What to produce → Your task is to print all of the data word for word.

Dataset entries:
++++++
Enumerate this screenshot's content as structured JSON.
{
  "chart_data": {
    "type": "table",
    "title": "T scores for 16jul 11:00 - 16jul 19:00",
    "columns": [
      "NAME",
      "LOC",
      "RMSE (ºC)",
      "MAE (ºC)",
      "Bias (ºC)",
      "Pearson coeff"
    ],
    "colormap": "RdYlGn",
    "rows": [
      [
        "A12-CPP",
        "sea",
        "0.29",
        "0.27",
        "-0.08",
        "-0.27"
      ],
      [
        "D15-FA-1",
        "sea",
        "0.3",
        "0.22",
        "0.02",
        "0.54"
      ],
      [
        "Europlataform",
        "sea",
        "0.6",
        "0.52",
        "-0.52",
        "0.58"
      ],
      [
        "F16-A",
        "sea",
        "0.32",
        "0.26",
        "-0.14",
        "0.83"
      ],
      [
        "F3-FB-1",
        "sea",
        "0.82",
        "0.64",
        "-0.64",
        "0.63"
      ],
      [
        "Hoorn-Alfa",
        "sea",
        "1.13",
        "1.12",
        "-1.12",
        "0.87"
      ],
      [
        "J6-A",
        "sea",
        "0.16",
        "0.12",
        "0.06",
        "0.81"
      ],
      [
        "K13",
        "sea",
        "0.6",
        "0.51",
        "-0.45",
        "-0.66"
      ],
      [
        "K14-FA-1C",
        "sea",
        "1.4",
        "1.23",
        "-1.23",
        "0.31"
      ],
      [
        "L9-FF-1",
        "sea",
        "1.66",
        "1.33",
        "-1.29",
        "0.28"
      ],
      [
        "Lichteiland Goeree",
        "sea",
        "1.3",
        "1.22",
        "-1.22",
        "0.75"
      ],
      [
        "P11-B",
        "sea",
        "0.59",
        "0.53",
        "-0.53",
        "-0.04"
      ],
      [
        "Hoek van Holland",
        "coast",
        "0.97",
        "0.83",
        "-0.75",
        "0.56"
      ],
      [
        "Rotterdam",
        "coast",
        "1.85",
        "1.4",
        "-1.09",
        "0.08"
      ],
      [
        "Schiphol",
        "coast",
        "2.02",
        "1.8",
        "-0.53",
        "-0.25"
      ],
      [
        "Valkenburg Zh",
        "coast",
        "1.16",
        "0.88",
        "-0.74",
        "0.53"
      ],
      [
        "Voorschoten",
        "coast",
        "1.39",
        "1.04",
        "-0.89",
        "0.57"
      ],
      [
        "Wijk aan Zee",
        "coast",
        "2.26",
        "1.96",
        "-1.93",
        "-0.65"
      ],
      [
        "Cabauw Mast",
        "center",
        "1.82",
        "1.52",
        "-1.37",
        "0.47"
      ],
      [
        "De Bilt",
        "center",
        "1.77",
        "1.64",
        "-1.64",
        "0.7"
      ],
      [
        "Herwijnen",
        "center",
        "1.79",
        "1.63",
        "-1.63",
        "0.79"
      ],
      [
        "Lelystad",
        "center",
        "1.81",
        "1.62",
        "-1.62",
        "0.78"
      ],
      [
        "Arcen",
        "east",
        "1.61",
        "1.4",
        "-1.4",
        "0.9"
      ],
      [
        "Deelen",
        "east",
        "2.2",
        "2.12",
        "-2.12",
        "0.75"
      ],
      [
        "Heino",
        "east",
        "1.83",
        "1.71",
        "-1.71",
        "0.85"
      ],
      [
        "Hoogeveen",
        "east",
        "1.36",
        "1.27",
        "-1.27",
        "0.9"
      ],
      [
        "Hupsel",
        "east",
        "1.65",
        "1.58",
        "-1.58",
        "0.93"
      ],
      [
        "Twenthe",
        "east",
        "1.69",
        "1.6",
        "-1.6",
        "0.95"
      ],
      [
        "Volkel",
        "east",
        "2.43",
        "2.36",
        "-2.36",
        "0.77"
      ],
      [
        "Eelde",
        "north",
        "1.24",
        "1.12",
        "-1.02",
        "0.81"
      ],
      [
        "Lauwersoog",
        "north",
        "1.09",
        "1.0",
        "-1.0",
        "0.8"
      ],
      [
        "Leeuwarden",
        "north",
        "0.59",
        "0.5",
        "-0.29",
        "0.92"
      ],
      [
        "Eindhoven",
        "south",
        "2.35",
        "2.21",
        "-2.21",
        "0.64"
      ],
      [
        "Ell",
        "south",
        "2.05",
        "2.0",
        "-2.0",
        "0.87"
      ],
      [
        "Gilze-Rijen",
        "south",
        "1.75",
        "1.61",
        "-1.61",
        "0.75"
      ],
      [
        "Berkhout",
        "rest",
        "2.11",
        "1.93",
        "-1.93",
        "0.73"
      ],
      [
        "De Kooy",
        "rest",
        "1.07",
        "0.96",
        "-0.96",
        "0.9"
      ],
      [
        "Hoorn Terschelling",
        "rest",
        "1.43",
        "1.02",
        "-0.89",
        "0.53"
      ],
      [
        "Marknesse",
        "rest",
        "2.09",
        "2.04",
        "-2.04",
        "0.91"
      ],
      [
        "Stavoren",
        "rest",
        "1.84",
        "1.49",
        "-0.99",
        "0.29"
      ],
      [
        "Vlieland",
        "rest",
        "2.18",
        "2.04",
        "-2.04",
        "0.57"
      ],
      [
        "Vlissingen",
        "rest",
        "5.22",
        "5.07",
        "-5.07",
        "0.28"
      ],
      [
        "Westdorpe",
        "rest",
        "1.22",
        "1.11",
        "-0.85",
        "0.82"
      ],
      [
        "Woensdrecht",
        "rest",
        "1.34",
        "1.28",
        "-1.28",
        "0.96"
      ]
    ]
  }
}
++++++
Full output →
Enumerate this screenshot's content as structured JSON.
{
  "chart_data": {
    "type": "table",
    "title": "T scores for 16jul 11:00 - 16jul 19:00",
    "columns": [
      "NAME",
      "LOC",
      "RMSE (ºC)",
      "MAE (ºC)",
      "Bias (ºC)",
      "Pearson coeff"
    ],
    "colormap": "RdYlGn",
    "rows": [
      [
        "A12-CPP",
        "sea",
        "0.29",
        "0.27",
        "-0.08",
        "-0.27"
      ],
      [
        "D15-FA-1",
        "sea",
        "0.3",
        "0.22",
        "0.02",
        "0.54"
      ],
      [
        "Europlataform",
        "sea",
        "0.6",
        "0.52",
        "-0.52",
        "0.58"
      ],
      [
        "F16-A",
        "sea",
        "0.32",
        "0.26",
        "-0.14",
        "0.83"
      ],
      [
        "F3-FB-1",
        "sea",
        "0.82",
        "0.64",
        "-0.64",
        "0.63"
      ],
      [
        "Hoorn-Alfa",
        "sea",
        "1.13",
        "1.12",
        "-1.12",
        "0.87"
      ],
      [
        "J6-A",
        "sea",
        "0.16",
        "0.12",
        "0.06",
        "0.81"
      ],
      [
        "K13",
        "sea",
        "0.6",
        "0.51",
        "-0.45",
        "-0.66"
      ],
      [
        "K14-FA-1C",
        "sea",
        "1.4",
        "1.23",
        "-1.23",
        "0.31"
      ],
      [
        "L9-FF-1",
        "sea",
        "1.66",
        "1.33",
        "-1.29",
        "0.28"
      ],
      [
        "Lichteiland Goeree",
        "sea",
        "1.3",
        "1.22",
        "-1.22",
        "0.75"
      ],
      [
        "P11-B",
        "sea",
        "0.59",
        "0.53",
        "-0.53",
        "-0.04"
      ],
      [
        "Hoek van Holland",
        "coast",
        "0.97",
        "0.83",
        "-0.75",
        "0.56"
      ],
      [
        "Rotterdam",
        "coast",
        "1.85",
        "1.4",
        "-1.09",
        "0.08"
      ],
      [
        "Schiphol",
        "coast",
        "2.02",
        "1.8",
        "-0.53",
        "-0.25"
      ],
      [
        "Valkenburg Zh",
        "coast",
        "1.16",
        "0.88",
        "-0.74",
        "0.53"
      ],
      [
        "Voorschoten",
        "coast",
        "1.39",
        "1.04",
        "-0.89",
        "0.57"
      ],
      [
        "Wijk aan Zee",
        "coast",
        "2.26",
        "1.96",
        "-1.93",
        "-0.65"
      ],
      [
        "Cabauw Mast",
        "center",
        "1.82",
        "1.52",
        "-1.37",
        "0.47"
      ],
      [
        "De Bilt",
        "center",
        "1.77",
        "1.64",
        "-1.64",
        "0.7"
      ],
      [
        "Herwijnen",
        "center",
        "1.79",
        "1.63",
        "-1.63",
        "0.79"
      ],
      [
        "Lelystad",
        "center",
        "1.81",
        "1.62",
        "-1.62",
        "0.78"
      ],
      [
        "Arcen",
        "east",
        "1.61",
        "1.4",
        "-1.4",
        "0.9"
      ],
      [
        "Deelen",
        "east",
        "2.2",
        "2.12",
        "-2.12",
        "0.75"
      ],
      [
        "Heino",
        "east",
        "1.83",
        "1.71",
        "-1.71",
        "0.85"
      ],
      [
        "Hoogeveen",
        "east",
        "1.36",
        "1.27",
        "-1.27",
        "0.9"
      ],
      [
        "Hupsel",
        "east",
        "1.65",
        "1.58",
        "-1.58",
        "0.93"
      ],
      [
        "Twenthe",
        "east",
        "1.69",
        "1.6",
        "-1.6",
        "0.95"
      ],
      [
        "Volkel",
        "east",
        "2.43",
        "2.36",
        "-2.36",
        "0.77"
      ],
      [
        "Eelde",
        "north",
        "1.24",
        "1.12",
        "-1.02",
        "0.81"
      ],
      [
        "Lauwersoog",
        "north",
        "1.09",
        "1.0",
        "-1.0",
        "0.8"
      ],
      [
        "Leeuwarden",
        "north",
        "0.59",
        "0.5",
        "-0.29",
        "0.92"
      ],
      [
        "Eindhoven",
        "south",
        "2.35",
        "2.21",
        "-2.21",
        "0.64"
      ],
      [
        "Ell",
        "south",
        "2.05",
        "2.0",
        "-2.0",
        "0.87"
      ],
      [
        "Gilze-Rijen",
        "south",
        "1.75",
        "1.61",
        "-1.61",
        "0.75"
      ],
      [
        "Berkhout",
        "rest",
        "2.11",
        "1.93",
        "-1.93",
        "0.73"
      ],
      [
        "De Kooy",
        "rest",
        "1.07",
        "0.96",
        "-0.96",
        "0.9"
      ],
      [
        "Hoorn Terschelling",
        "rest",
        "1.43",
        "1.02",
        "-0.89",
        "0.53"
      ],
      [
        "Marknesse",
        "rest",
        "2.09",
        "2.04",
        "-2.04",
        "0.91"
      ],
      [
        "Stavoren",
        "rest",
        "1.84",
        "1.49",
        "-0.99",
        "0.29"
      ],
      [
        "Vlieland",
        "rest",
        "2.18",
        "2.04",
        "-2.04",
        "0.57"
      ],
      [
        "Vlissingen",
        "rest",
        "5.22",
        "5.07",
        "-5.07",
        "0.28"
      ],
      [
        "Westdorpe",
        "rest",
        "1.22",
        "1.11",
        "-0.85",
        "0.82"
      ],
      [
        "Woensdrecht",
        "rest",
        "1.34",
        "1.28",
        "-1.28",
        "0.96"
      ]
    ]
  }
}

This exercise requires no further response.